-- Begin Provided records --

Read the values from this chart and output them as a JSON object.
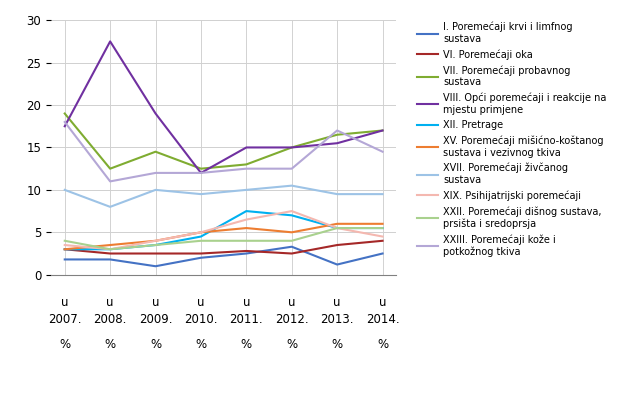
{
  "x": [
    0,
    1,
    2,
    3,
    4,
    5,
    6,
    7
  ],
  "series": [
    {
      "label": "I. Poremećaji krvi i limfnog\nsustava",
      "color": "#4472c4",
      "values": [
        1.8,
        1.8,
        1.0,
        2.0,
        2.5,
        3.3,
        1.2,
        2.5
      ]
    },
    {
      "label": "VI. Poremećaji oka",
      "color": "#a52828",
      "values": [
        3.0,
        2.5,
        2.5,
        2.5,
        2.8,
        2.5,
        3.5,
        4.0
      ]
    },
    {
      "label": "VII. Poremećaji probavnog\nsustava",
      "color": "#7fac31",
      "values": [
        19.0,
        12.5,
        14.5,
        12.5,
        13.0,
        15.0,
        16.5,
        17.0
      ]
    },
    {
      "label": "VIII. Opći poremećaji i reakcije na\nmjestu primjene",
      "color": "#7030a0",
      "values": [
        17.5,
        27.5,
        19.0,
        12.0,
        15.0,
        15.0,
        15.5,
        17.0
      ]
    },
    {
      "label": "XII. Pretrage",
      "color": "#00b0f0",
      "values": [
        3.0,
        3.0,
        3.5,
        4.5,
        7.5,
        7.0,
        5.5,
        5.5
      ]
    },
    {
      "label": "XV. Poremećaji mišićno-koštanog\nsustava i vezivnog tkiva",
      "color": "#ed7d31",
      "values": [
        3.0,
        3.5,
        4.0,
        5.0,
        5.5,
        5.0,
        6.0,
        6.0
      ]
    },
    {
      "label": "XVII. Poremećaji živčanog\nsustava",
      "color": "#9dc3e6",
      "values": [
        10.0,
        8.0,
        10.0,
        9.5,
        10.0,
        10.5,
        9.5,
        9.5
      ]
    },
    {
      "label": "XIX. Psihijatrijski poremećaji",
      "color": "#f4b8b0",
      "values": [
        3.5,
        3.0,
        4.0,
        5.0,
        6.5,
        7.5,
        5.5,
        4.5
      ]
    },
    {
      "label": "XXII. Poremećaji dišnog sustava,\nprsišta i sredoprsja",
      "color": "#a9d18e",
      "values": [
        4.0,
        3.0,
        3.5,
        4.0,
        4.0,
        4.0,
        5.5,
        5.5
      ]
    },
    {
      "label": "XXIII. Poremećaji kože i\npotkožnog tkiva",
      "color": "#b4a7d6",
      "values": [
        18.0,
        11.0,
        12.0,
        12.0,
        12.5,
        12.5,
        17.0,
        14.5
      ]
    }
  ],
  "ylim": [
    0,
    30
  ],
  "yticks": [
    0,
    5,
    10,
    15,
    20,
    25,
    30
  ],
  "tick_years": [
    "2007.",
    "2008.",
    "2009.",
    "2010.",
    "2011.",
    "2012.",
    "2013.",
    "2014."
  ]
}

-- End Provided records --

* Task prompt: Keep the pictures out of your copy, and repeat every entry above exactly.

* Solution:
Read the values from this chart and output them as a JSON object.
{
  "x": [
    0,
    1,
    2,
    3,
    4,
    5,
    6,
    7
  ],
  "series": [
    {
      "label": "I. Poremećaji krvi i limfnog\nsustava",
      "color": "#4472c4",
      "values": [
        1.8,
        1.8,
        1.0,
        2.0,
        2.5,
        3.3,
        1.2,
        2.5
      ]
    },
    {
      "label": "VI. Poremećaji oka",
      "color": "#a52828",
      "values": [
        3.0,
        2.5,
        2.5,
        2.5,
        2.8,
        2.5,
        3.5,
        4.0
      ]
    },
    {
      "label": "VII. Poremećaji probavnog\nsustava",
      "color": "#7fac31",
      "values": [
        19.0,
        12.5,
        14.5,
        12.5,
        13.0,
        15.0,
        16.5,
        17.0
      ]
    },
    {
      "label": "VIII. Opći poremećaji i reakcije na\nmjestu primjene",
      "color": "#7030a0",
      "values": [
        17.5,
        27.5,
        19.0,
        12.0,
        15.0,
        15.0,
        15.5,
        17.0
      ]
    },
    {
      "label": "XII. Pretrage",
      "color": "#00b0f0",
      "values": [
        3.0,
        3.0,
        3.5,
        4.5,
        7.5,
        7.0,
        5.5,
        5.5
      ]
    },
    {
      "label": "XV. Poremećaji mišićno-koštanog\nsustava i vezivnog tkiva",
      "color": "#ed7d31",
      "values": [
        3.0,
        3.5,
        4.0,
        5.0,
        5.5,
        5.0,
        6.0,
        6.0
      ]
    },
    {
      "label": "XVII. Poremećaji živčanog\nsustava",
      "color": "#9dc3e6",
      "values": [
        10.0,
        8.0,
        10.0,
        9.5,
        10.0,
        10.5,
        9.5,
        9.5
      ]
    },
    {
      "label": "XIX. Psihijatrijski poremećaji",
      "color": "#f4b8b0",
      "values": [
        3.5,
        3.0,
        4.0,
        5.0,
        6.5,
        7.5,
        5.5,
        4.5
      ]
    },
    {
      "label": "XXII. Poremećaji dišnog sustava,\nprsišta i sredoprsja",
      "color": "#a9d18e",
      "values": [
        4.0,
        3.0,
        3.5,
        4.0,
        4.0,
        4.0,
        5.5,
        5.5
      ]
    },
    {
      "label": "XXIII. Poremećaji kože i\npotkožnog tkiva",
      "color": "#b4a7d6",
      "values": [
        18.0,
        11.0,
        12.0,
        12.0,
        12.5,
        12.5,
        17.0,
        14.5
      ]
    }
  ],
  "ylim": [
    0,
    30
  ],
  "yticks": [
    0,
    5,
    10,
    15,
    20,
    25,
    30
  ],
  "tick_years": [
    "2007.",
    "2008.",
    "2009.",
    "2010.",
    "2011.",
    "2012.",
    "2013.",
    "2014."
  ]
}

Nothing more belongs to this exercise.